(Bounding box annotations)
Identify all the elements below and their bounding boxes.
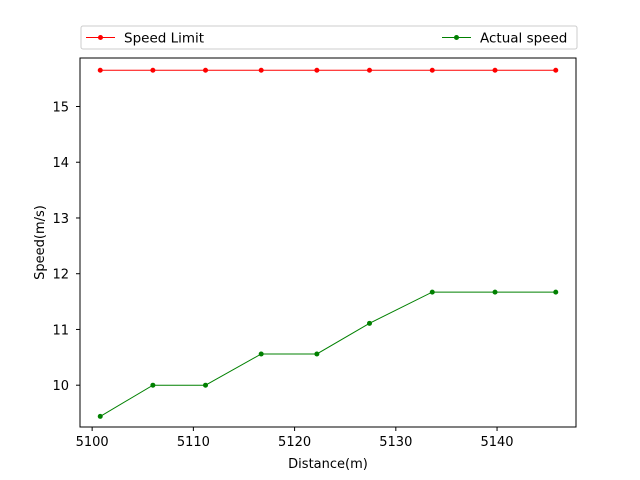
- y-axis-label: Speed(m/s): [33, 205, 48, 280]
- x-tick-label: 5110: [177, 435, 210, 450]
- data-point-actual-speed: [258, 351, 264, 357]
- data-point-speed-limit: [492, 67, 498, 73]
- x-axis-ticks: 5100 5110 5120 5130 5140: [76, 427, 514, 450]
- y-axis-ticks: 10 11 12 13 14 15: [52, 100, 80, 394]
- legend-label-actual-speed: Actual speed: [480, 31, 567, 47]
- data-point-actual-speed: [150, 382, 156, 388]
- data-point-actual-speed: [367, 320, 373, 326]
- y-tick-label: 13: [52, 212, 69, 227]
- legend-marker-actual-speed: [454, 35, 459, 40]
- data-point-actual-speed: [203, 382, 209, 388]
- data-point-speed-limit: [150, 67, 156, 73]
- legend-marker-speed-limit: [98, 35, 103, 40]
- y-tick-label: 15: [52, 100, 69, 115]
- legend: Speed Limit Actual speed: [80, 25, 578, 50]
- x-tick-label: 5100: [76, 435, 109, 450]
- y-tick-label: 12: [52, 268, 69, 283]
- legend-entry-speed-limit: Speed Limit: [86, 31, 204, 47]
- legend-frame: [80, 25, 578, 50]
- data-point-actual-speed: [429, 289, 435, 295]
- legend-entry-actual-speed: Actual speed: [442, 31, 567, 47]
- series-layer: [97, 67, 559, 419]
- data-point-speed-limit: [258, 67, 264, 73]
- data-point-speed-limit: [314, 67, 320, 73]
- data-point-actual-speed: [314, 351, 320, 357]
- y-tick-label: 14: [52, 156, 69, 171]
- data-point-actual-speed: [97, 413, 103, 419]
- x-tick-label: 5130: [379, 435, 412, 450]
- x-tick-label: 5120: [278, 435, 311, 450]
- data-point-speed-limit: [367, 67, 373, 73]
- data-point-speed-limit: [97, 67, 103, 73]
- y-tick-label: 10: [52, 379, 69, 394]
- data-point-speed-limit: [429, 67, 435, 73]
- data-point-speed-limit: [553, 67, 559, 73]
- x-axis-label: Distance(m): [288, 457, 368, 472]
- legend-label-speed-limit: Speed Limit: [124, 31, 204, 47]
- x-tick-label: 5140: [480, 435, 513, 450]
- y-tick-label: 11: [52, 323, 69, 338]
- plot-area-frame: [79, 57, 577, 428]
- data-point-actual-speed: [553, 289, 559, 295]
- data-point-speed-limit: [203, 67, 209, 73]
- data-point-actual-speed: [492, 289, 498, 295]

> [INSTRUCTIONS FOR THE TASK]: Reproduce every one of the lines above word for word, omitting any pictures.

> [RESPONSE TO THIS EXERCISE]:
Identify all the elements below and their bounding boxes.
- y-axis-label: Speed(m/s): [33, 205, 48, 280]
- x-tick-label: 5110: [177, 435, 210, 450]
- data-point-actual-speed: [258, 351, 264, 357]
- data-point-speed-limit: [492, 67, 498, 73]
- x-axis-ticks: 5100 5110 5120 5130 5140: [76, 427, 514, 450]
- y-axis-ticks: 10 11 12 13 14 15: [52, 100, 80, 394]
- legend-label-actual-speed: Actual speed: [480, 31, 567, 47]
- data-point-actual-speed: [150, 382, 156, 388]
- data-point-actual-speed: [367, 320, 373, 326]
- y-tick-label: 13: [52, 212, 69, 227]
- legend-marker-actual-speed: [454, 35, 459, 40]
- data-point-actual-speed: [203, 382, 209, 388]
- data-point-speed-limit: [150, 67, 156, 73]
- legend-marker-speed-limit: [98, 35, 103, 40]
- y-tick-label: 15: [52, 100, 69, 115]
- legend: Speed Limit Actual speed: [80, 25, 578, 50]
- x-tick-label: 5100: [76, 435, 109, 450]
- y-tick-label: 12: [52, 268, 69, 283]
- legend-entry-speed-limit: Speed Limit: [86, 31, 204, 47]
- legend-frame: [80, 25, 578, 50]
- data-point-actual-speed: [429, 289, 435, 295]
- legend-entry-actual-speed: Actual speed: [442, 31, 567, 47]
- series-layer: [97, 67, 559, 419]
- data-point-speed-limit: [258, 67, 264, 73]
- data-point-speed-limit: [314, 67, 320, 73]
- data-point-actual-speed: [314, 351, 320, 357]
- y-tick-label: 14: [52, 156, 69, 171]
- data-point-actual-speed: [97, 413, 103, 419]
- x-tick-label: 5130: [379, 435, 412, 450]
- x-tick-label: 5120: [278, 435, 311, 450]
- data-point-speed-limit: [367, 67, 373, 73]
- data-point-speed-limit: [97, 67, 103, 73]
- y-tick-label: 10: [52, 379, 69, 394]
- data-point-speed-limit: [429, 67, 435, 73]
- data-point-speed-limit: [553, 67, 559, 73]
- x-axis-label: Distance(m): [288, 457, 368, 472]
- legend-label-speed-limit: Speed Limit: [124, 31, 204, 47]
- x-tick-label: 5140: [480, 435, 513, 450]
- y-tick-label: 11: [52, 323, 69, 338]
- plot-area-frame: [79, 57, 577, 428]
- data-point-actual-speed: [553, 289, 559, 295]
- data-point-speed-limit: [203, 67, 209, 73]
- data-point-actual-speed: [492, 289, 498, 295]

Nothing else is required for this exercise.